| Required task |
Reproduce the entries below line for line, without changing a character.

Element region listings
------
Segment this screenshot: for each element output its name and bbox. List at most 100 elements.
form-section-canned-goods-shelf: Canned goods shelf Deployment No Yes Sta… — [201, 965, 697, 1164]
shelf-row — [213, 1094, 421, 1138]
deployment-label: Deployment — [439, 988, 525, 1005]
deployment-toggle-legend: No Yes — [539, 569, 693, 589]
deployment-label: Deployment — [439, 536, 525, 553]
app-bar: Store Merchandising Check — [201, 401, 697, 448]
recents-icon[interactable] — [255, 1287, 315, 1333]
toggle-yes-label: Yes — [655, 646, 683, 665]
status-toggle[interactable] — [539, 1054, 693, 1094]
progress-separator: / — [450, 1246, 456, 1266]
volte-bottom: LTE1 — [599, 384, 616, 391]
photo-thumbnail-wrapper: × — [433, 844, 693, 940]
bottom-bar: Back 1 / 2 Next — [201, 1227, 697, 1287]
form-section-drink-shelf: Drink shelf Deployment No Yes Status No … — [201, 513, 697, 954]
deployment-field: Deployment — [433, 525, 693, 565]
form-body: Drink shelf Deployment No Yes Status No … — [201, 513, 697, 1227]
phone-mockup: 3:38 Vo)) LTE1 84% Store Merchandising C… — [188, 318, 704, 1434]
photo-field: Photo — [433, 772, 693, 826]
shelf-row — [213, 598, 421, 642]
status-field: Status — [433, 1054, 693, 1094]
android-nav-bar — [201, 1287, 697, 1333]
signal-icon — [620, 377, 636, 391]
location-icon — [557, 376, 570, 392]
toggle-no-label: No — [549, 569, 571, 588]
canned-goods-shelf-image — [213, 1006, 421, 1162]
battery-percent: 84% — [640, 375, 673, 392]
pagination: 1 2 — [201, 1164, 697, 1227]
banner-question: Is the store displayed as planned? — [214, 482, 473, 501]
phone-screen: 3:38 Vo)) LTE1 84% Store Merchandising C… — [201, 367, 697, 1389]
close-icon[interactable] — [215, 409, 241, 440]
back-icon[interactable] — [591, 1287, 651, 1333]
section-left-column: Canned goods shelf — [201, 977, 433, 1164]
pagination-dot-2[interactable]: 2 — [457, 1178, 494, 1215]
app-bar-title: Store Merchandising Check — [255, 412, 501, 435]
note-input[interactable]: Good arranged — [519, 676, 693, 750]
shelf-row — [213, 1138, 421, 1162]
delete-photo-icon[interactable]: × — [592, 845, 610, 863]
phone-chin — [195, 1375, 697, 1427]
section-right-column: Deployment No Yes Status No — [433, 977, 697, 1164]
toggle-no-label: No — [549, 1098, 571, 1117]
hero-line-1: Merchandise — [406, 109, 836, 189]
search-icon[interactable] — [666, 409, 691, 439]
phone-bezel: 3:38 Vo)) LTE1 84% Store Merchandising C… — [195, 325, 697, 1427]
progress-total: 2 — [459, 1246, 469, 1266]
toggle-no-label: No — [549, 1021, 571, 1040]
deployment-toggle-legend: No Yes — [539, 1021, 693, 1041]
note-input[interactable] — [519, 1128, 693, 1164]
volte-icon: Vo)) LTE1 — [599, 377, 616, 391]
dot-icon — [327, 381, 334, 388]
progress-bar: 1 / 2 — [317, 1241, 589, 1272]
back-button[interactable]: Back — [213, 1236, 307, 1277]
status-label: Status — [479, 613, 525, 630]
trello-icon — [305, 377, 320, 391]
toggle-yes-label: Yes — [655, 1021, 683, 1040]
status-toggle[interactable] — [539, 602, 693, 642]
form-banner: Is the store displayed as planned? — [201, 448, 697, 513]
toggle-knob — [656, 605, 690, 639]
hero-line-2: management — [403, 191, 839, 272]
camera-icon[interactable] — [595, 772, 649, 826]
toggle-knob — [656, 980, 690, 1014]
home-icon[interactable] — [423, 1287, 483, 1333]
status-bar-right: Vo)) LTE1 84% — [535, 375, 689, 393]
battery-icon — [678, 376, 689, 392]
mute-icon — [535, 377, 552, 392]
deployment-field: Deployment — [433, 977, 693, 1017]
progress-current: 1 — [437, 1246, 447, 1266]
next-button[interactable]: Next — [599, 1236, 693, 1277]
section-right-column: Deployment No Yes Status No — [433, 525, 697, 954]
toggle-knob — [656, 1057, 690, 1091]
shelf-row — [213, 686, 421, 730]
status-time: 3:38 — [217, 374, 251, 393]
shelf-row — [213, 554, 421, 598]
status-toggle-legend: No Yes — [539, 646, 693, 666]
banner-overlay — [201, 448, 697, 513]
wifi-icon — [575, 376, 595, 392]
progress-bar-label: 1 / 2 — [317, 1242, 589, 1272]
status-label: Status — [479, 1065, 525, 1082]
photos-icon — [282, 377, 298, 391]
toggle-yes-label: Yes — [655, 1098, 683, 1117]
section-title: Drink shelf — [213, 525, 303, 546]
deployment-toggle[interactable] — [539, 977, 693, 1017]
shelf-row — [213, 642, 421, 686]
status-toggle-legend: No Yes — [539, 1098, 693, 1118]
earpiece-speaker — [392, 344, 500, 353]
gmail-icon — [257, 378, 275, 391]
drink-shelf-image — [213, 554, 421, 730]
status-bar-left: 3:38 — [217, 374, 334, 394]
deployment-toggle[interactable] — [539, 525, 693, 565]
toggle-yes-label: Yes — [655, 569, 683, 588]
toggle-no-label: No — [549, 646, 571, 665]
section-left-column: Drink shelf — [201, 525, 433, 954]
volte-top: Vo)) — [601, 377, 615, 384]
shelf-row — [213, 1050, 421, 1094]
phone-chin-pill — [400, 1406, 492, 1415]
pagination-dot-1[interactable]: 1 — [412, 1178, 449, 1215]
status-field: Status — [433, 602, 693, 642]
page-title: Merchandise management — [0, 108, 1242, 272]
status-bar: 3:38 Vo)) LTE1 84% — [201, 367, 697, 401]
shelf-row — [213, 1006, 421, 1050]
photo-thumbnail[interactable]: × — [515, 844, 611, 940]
------
| Answer for this exercise |
Segment this screenshot: for each element output its name and bbox. List at most 100 elements.
form-section-canned-goods-shelf: Canned goods shelf Deployment No Yes Sta… — [201, 965, 697, 1164]
shelf-row — [213, 1094, 421, 1138]
deployment-label: Deployment — [439, 988, 525, 1005]
deployment-toggle-legend: No Yes — [539, 569, 693, 589]
deployment-label: Deployment — [439, 536, 525, 553]
app-bar: Store Merchandising Check — [201, 401, 697, 448]
recents-icon[interactable] — [255, 1287, 315, 1333]
toggle-yes-label: Yes — [655, 646, 683, 665]
status-toggle[interactable] — [539, 1054, 693, 1094]
progress-separator: / — [450, 1246, 456, 1266]
volte-bottom: LTE1 — [599, 384, 616, 391]
photo-thumbnail-wrapper: × — [433, 844, 693, 940]
bottom-bar: Back 1 / 2 Next — [201, 1227, 697, 1287]
form-section-drink-shelf: Drink shelf Deployment No Yes Status No … — [201, 513, 697, 954]
deployment-field: Deployment — [433, 525, 693, 565]
form-body: Drink shelf Deployment No Yes Status No … — [201, 513, 697, 1227]
phone-mockup: 3:38 Vo)) LTE1 84% Store Merchandising C… — [188, 318, 704, 1434]
photo-field: Photo — [433, 772, 693, 826]
shelf-row — [213, 598, 421, 642]
status-field: Status — [433, 1054, 693, 1094]
android-nav-bar — [201, 1287, 697, 1333]
signal-icon — [620, 377, 636, 391]
location-icon — [557, 376, 570, 392]
toggle-no-label: No — [549, 569, 571, 588]
canned-goods-shelf-image — [213, 1006, 421, 1162]
battery-percent: 84% — [640, 375, 673, 392]
pagination: 1 2 — [201, 1164, 697, 1227]
banner-question: Is the store displayed as planned? — [214, 482, 473, 501]
phone-screen: 3:38 Vo)) LTE1 84% Store Merchandising C… — [201, 367, 697, 1389]
close-icon[interactable] — [215, 409, 241, 440]
back-icon[interactable] — [591, 1287, 651, 1333]
section-left-column: Canned goods shelf — [201, 977, 433, 1164]
pagination-dot-2[interactable]: 2 — [457, 1178, 494, 1215]
app-bar-title: Store Merchandising Check — [255, 412, 501, 435]
note-input[interactable]: Good arranged — [519, 676, 693, 750]
shelf-row — [213, 1138, 421, 1162]
delete-photo-icon[interactable]: × — [592, 845, 610, 863]
phone-chin — [195, 1375, 697, 1427]
section-right-column: Deployment No Yes Status No — [433, 977, 697, 1164]
toggle-no-label: No — [549, 1098, 571, 1117]
hero-line-1: Merchandise — [406, 109, 836, 189]
search-icon[interactable] — [666, 409, 691, 439]
phone-bezel: 3:38 Vo)) LTE1 84% Store Merchandising C… — [195, 325, 697, 1427]
progress-total: 2 — [459, 1246, 469, 1266]
toggle-no-label: No — [549, 1021, 571, 1040]
deployment-toggle-legend: No Yes — [539, 1021, 693, 1041]
note-input[interactable] — [519, 1128, 693, 1164]
volte-icon: Vo)) LTE1 — [599, 377, 616, 391]
dot-icon — [327, 381, 334, 388]
progress-bar: 1 / 2 — [317, 1241, 589, 1272]
back-button[interactable]: Back — [213, 1236, 307, 1277]
status-label: Status — [479, 613, 525, 630]
trello-icon — [305, 377, 320, 391]
toggle-yes-label: Yes — [655, 1021, 683, 1040]
status-toggle[interactable] — [539, 602, 693, 642]
form-banner: Is the store displayed as planned? — [201, 448, 697, 513]
toggle-knob — [656, 605, 690, 639]
hero-line-2: management — [403, 191, 839, 272]
camera-icon[interactable] — [595, 772, 649, 826]
toggle-knob — [656, 980, 690, 1014]
home-icon[interactable] — [423, 1287, 483, 1333]
status-bar-right: Vo)) LTE1 84% — [535, 375, 689, 393]
battery-icon — [678, 376, 689, 392]
mute-icon — [535, 377, 552, 392]
deployment-field: Deployment — [433, 977, 693, 1017]
progress-current: 1 — [437, 1246, 447, 1266]
next-button[interactable]: Next — [599, 1236, 693, 1277]
section-right-column: Deployment No Yes Status No — [433, 525, 697, 954]
toggle-knob — [656, 1057, 690, 1091]
shelf-row — [213, 686, 421, 730]
status-time: 3:38 — [217, 374, 251, 393]
shelf-row — [213, 554, 421, 598]
status-toggle-legend: No Yes — [539, 646, 693, 666]
banner-overlay — [201, 448, 697, 513]
wifi-icon — [575, 376, 595, 392]
progress-bar-label: 1 / 2 — [317, 1242, 589, 1272]
status-label: Status — [479, 1065, 525, 1082]
photos-icon — [282, 377, 298, 391]
toggle-yes-label: Yes — [655, 1098, 683, 1117]
section-title: Drink shelf — [213, 525, 303, 546]
deployment-toggle[interactable] — [539, 977, 693, 1017]
shelf-row — [213, 642, 421, 686]
status-toggle-legend: No Yes — [539, 1098, 693, 1118]
earpiece-speaker — [392, 344, 500, 353]
gmail-icon — [257, 378, 275, 391]
drink-shelf-image — [213, 554, 421, 730]
status-bar-left: 3:38 — [217, 374, 334, 394]
deployment-toggle[interactable] — [539, 525, 693, 565]
toggle-yes-label: Yes — [655, 569, 683, 588]
toggle-no-label: No — [549, 646, 571, 665]
section-left-column: Drink shelf — [201, 525, 433, 954]
volte-top: Vo)) — [601, 377, 615, 384]
shelf-row — [213, 1050, 421, 1094]
phone-chin-pill — [400, 1406, 492, 1415]
pagination-dot-1[interactable]: 1 — [412, 1178, 449, 1215]
status-field: Status — [433, 602, 693, 642]
page-title: Merchandise management — [0, 108, 1242, 272]
status-bar: 3:38 Vo)) LTE1 84% — [201, 367, 697, 401]
shelf-row — [213, 1006, 421, 1050]
photo-thumbnail[interactable]: × — [515, 844, 611, 940]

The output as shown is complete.